Start Dataset extract

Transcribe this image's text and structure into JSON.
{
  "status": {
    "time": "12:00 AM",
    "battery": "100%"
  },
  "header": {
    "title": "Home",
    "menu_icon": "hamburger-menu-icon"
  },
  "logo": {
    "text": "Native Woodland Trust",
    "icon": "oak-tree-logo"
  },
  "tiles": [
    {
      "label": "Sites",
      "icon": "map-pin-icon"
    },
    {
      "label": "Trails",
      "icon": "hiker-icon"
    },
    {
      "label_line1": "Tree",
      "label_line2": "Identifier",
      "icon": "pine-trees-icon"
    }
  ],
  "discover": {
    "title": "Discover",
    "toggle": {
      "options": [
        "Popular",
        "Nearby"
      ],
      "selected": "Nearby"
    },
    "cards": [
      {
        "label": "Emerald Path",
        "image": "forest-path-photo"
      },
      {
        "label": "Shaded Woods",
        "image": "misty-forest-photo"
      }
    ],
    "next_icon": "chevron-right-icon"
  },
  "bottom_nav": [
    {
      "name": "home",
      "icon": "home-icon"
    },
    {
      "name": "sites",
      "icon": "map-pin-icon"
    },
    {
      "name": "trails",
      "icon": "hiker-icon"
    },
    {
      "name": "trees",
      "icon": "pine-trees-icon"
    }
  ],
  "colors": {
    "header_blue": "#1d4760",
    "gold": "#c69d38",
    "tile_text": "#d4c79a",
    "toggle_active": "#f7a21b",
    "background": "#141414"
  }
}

End Dataset extract
Start Dataset extract

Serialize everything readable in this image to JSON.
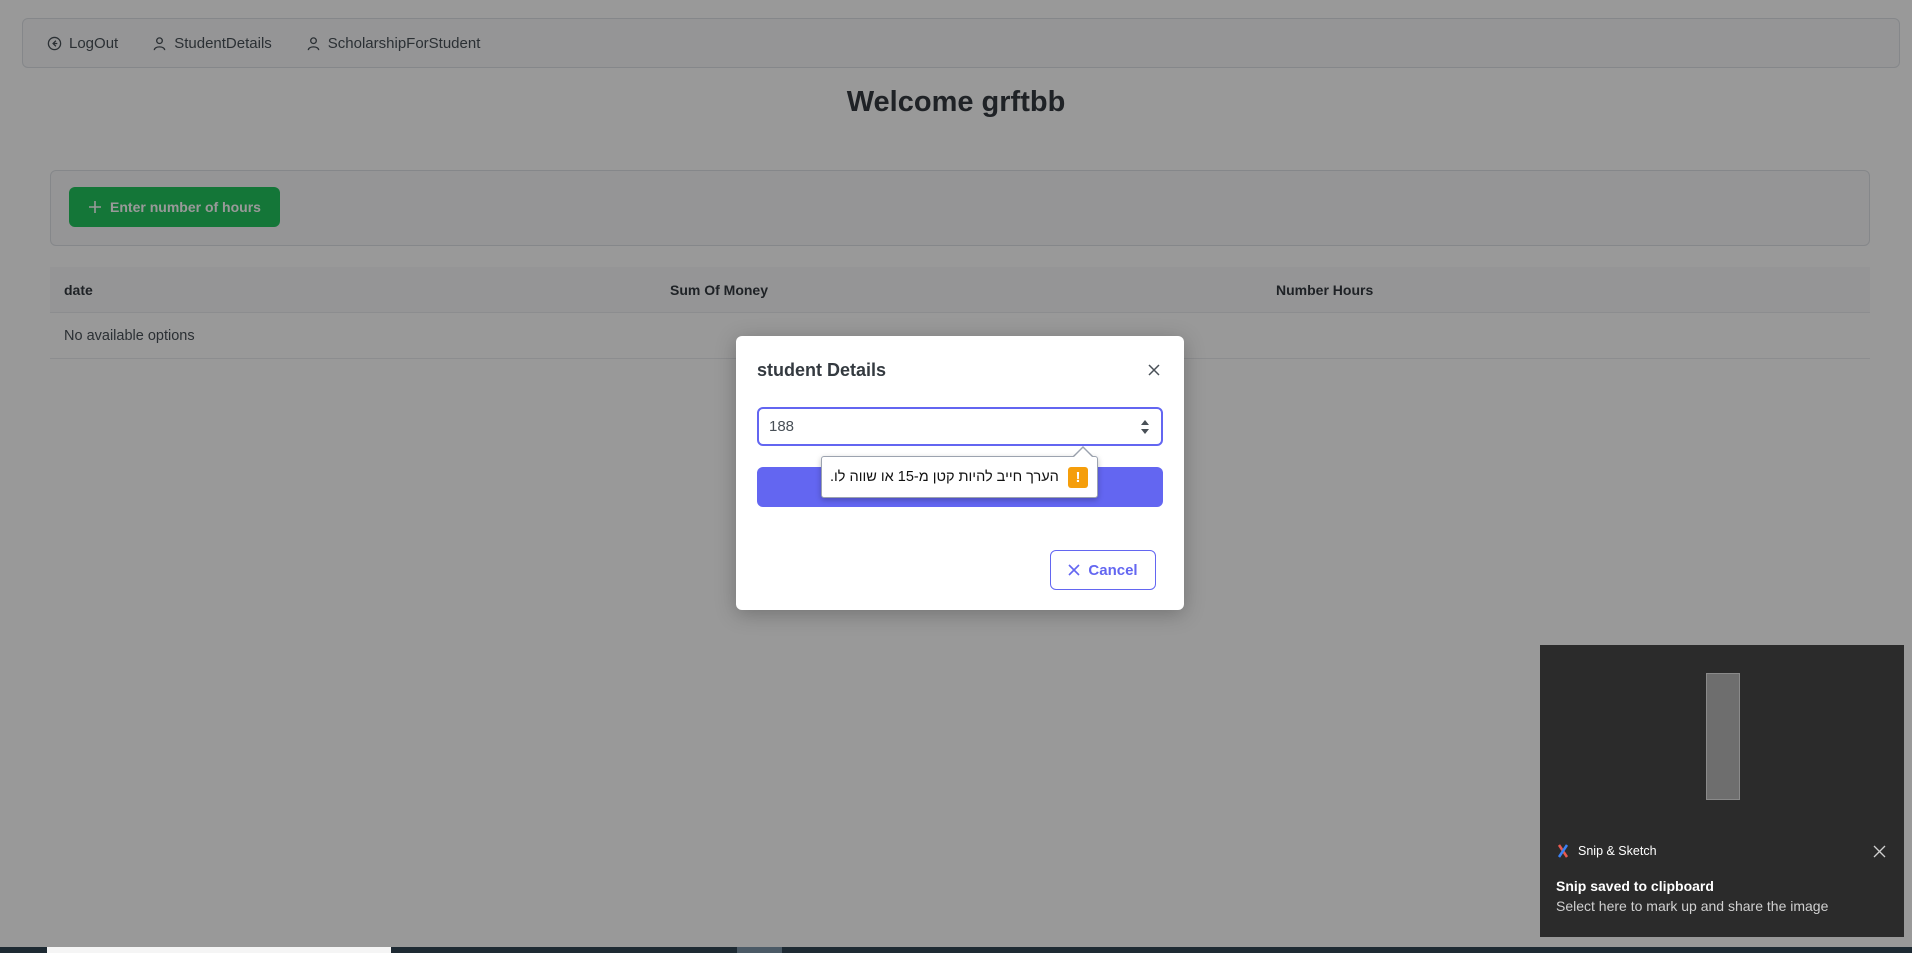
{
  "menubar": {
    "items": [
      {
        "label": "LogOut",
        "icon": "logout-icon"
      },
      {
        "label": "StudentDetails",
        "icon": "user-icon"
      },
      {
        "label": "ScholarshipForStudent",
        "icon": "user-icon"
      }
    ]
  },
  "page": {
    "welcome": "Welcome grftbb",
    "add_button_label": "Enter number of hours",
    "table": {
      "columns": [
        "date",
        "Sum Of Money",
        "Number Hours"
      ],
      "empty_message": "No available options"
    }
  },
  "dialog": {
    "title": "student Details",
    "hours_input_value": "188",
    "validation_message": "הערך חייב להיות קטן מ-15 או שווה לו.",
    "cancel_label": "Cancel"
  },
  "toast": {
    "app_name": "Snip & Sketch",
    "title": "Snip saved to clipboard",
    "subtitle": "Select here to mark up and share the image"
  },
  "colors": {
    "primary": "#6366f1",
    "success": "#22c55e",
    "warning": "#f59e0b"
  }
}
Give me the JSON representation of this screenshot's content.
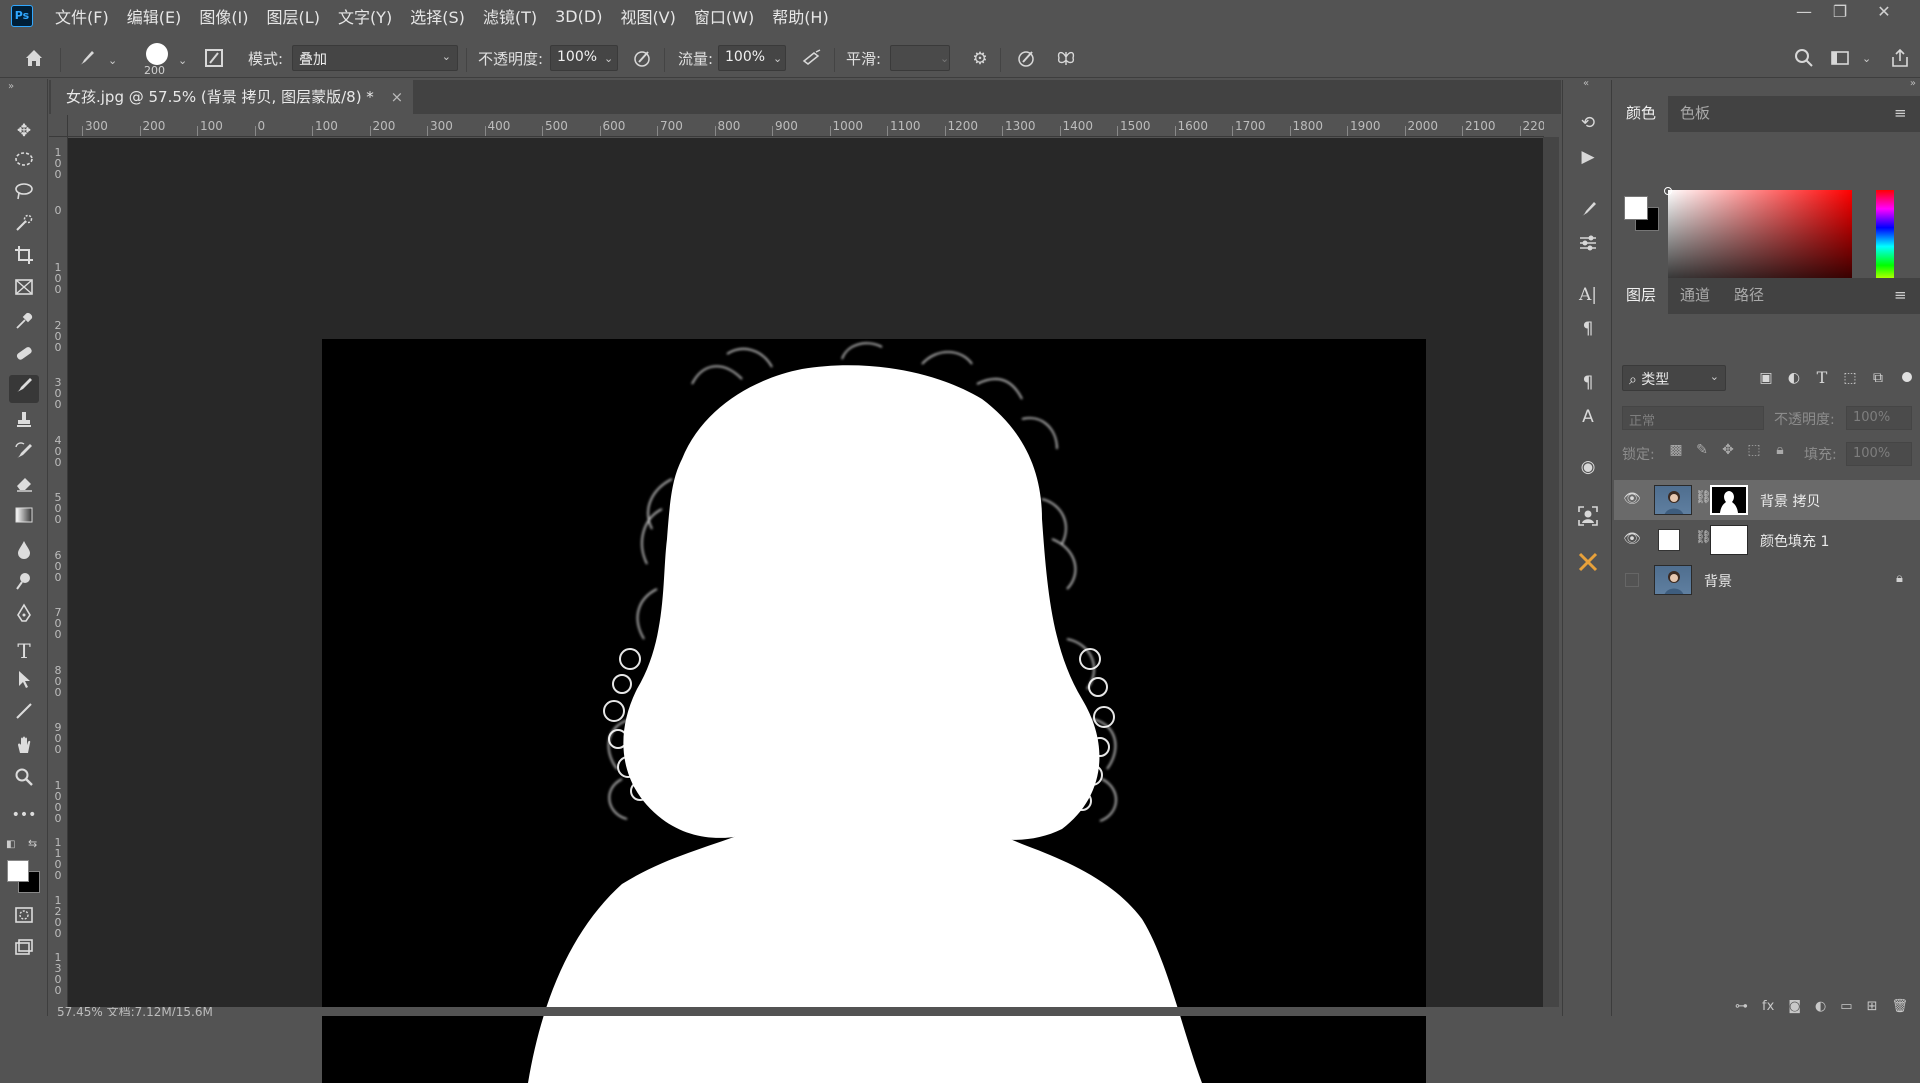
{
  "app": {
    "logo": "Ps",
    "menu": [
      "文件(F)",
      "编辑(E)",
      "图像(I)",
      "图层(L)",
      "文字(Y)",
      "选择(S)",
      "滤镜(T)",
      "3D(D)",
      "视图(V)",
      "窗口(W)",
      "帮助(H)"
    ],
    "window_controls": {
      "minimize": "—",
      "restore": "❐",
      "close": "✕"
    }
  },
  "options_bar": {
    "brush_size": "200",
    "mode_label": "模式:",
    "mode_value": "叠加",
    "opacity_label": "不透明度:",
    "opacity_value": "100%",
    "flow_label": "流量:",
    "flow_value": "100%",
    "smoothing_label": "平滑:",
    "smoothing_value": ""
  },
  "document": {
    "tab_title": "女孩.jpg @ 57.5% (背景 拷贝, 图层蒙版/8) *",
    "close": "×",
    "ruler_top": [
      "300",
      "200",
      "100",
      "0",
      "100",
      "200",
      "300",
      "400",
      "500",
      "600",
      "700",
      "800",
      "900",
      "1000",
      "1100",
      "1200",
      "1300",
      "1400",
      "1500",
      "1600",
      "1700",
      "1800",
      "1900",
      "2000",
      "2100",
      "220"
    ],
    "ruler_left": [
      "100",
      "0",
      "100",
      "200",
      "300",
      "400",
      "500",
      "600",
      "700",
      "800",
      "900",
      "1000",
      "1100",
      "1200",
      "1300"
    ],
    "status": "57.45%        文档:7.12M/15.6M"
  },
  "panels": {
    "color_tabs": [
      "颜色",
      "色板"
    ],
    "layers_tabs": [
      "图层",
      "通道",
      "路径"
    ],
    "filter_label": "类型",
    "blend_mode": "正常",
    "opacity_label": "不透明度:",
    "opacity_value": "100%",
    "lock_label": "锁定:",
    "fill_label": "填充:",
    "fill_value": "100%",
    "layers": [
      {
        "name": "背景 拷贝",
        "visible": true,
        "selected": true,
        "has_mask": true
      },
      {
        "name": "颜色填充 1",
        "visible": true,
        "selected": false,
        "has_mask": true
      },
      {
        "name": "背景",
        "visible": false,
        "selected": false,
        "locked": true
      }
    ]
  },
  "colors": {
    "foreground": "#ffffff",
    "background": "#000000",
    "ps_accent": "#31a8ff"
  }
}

End Dataset extract
Start Dataset extract

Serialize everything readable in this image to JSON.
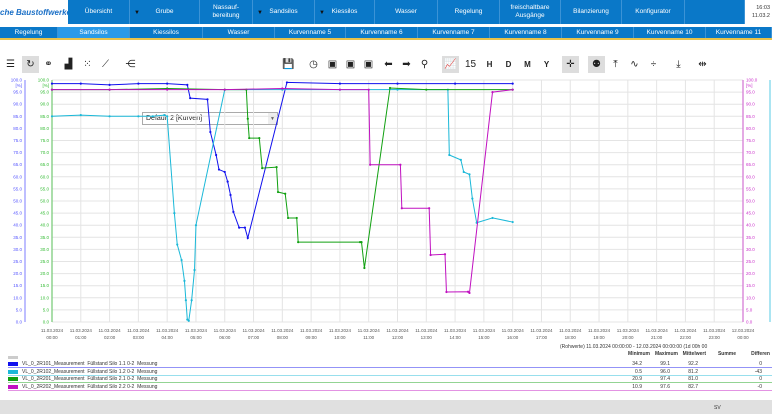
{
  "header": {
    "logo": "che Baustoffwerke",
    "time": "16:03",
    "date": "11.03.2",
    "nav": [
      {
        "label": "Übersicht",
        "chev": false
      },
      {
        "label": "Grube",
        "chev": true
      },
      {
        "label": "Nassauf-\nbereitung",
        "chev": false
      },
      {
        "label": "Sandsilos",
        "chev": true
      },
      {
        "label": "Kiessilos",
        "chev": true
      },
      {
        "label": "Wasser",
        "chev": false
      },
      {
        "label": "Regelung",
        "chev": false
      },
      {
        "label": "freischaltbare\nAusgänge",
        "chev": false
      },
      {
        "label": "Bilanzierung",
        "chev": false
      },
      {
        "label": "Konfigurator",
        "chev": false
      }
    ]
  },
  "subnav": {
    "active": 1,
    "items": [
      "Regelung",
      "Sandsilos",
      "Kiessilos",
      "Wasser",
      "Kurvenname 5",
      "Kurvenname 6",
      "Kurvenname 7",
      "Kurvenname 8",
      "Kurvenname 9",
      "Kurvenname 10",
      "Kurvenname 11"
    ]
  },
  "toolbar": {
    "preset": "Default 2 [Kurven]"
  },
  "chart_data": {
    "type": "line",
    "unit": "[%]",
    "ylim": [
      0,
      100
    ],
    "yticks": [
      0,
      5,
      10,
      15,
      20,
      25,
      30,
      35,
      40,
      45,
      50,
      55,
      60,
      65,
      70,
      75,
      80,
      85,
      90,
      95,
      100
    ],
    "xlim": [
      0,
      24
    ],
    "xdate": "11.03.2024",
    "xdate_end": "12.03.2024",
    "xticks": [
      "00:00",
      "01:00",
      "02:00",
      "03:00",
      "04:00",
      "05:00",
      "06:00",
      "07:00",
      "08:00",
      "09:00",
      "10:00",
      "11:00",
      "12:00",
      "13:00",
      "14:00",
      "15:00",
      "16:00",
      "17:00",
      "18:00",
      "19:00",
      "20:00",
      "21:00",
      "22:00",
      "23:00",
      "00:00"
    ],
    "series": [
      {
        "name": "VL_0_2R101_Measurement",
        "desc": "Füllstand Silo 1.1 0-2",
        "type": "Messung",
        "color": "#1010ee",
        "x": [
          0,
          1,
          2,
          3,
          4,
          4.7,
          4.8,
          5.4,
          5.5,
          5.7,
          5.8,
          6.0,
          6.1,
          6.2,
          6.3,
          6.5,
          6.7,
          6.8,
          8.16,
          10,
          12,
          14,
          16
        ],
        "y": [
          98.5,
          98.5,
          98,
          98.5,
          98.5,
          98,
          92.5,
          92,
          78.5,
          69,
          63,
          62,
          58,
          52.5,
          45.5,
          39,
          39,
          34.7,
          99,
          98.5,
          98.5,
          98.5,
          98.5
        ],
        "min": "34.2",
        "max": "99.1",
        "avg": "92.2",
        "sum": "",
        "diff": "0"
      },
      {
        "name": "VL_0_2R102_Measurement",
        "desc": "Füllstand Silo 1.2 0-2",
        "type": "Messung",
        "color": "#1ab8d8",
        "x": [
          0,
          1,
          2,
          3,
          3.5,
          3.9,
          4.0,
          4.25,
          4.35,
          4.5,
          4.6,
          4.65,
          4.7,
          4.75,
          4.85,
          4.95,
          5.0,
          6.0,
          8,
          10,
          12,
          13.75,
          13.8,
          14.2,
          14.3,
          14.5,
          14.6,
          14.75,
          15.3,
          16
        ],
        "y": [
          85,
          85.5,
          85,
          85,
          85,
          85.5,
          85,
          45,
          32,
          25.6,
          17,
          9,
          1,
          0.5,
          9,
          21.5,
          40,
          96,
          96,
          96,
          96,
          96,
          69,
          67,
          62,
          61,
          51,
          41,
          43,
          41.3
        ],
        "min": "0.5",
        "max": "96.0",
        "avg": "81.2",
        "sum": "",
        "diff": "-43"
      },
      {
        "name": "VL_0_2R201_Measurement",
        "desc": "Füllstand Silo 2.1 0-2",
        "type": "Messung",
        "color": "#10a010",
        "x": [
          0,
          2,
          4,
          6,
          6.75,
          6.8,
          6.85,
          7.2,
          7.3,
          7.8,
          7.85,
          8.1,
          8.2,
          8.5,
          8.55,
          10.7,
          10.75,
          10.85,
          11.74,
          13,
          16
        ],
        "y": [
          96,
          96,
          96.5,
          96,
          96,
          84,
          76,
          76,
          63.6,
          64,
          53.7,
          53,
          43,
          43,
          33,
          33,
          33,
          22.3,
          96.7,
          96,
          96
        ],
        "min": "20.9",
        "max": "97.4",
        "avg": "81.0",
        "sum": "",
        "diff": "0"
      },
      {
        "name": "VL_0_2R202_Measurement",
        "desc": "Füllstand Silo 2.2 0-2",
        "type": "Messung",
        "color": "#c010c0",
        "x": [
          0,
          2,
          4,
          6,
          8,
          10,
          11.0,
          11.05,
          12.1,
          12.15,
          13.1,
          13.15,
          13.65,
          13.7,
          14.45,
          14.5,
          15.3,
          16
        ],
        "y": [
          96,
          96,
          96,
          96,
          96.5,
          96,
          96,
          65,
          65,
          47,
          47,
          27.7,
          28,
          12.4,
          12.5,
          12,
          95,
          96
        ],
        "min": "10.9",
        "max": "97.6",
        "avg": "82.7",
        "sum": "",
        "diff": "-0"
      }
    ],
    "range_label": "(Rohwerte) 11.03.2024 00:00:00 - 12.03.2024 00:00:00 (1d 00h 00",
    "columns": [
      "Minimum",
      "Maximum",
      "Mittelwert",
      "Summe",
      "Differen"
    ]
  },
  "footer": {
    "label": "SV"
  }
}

End Dataset extract

**What is being asked:** Filter the entries and copy out every line with the word "this".

**Reply:**
Transcribe this image's text and structure into JSON.
Serialize everything readable in this image to JSON.
Give me the JSON representation of this screenshot's content.
Serialize everything readable in this image to JSON.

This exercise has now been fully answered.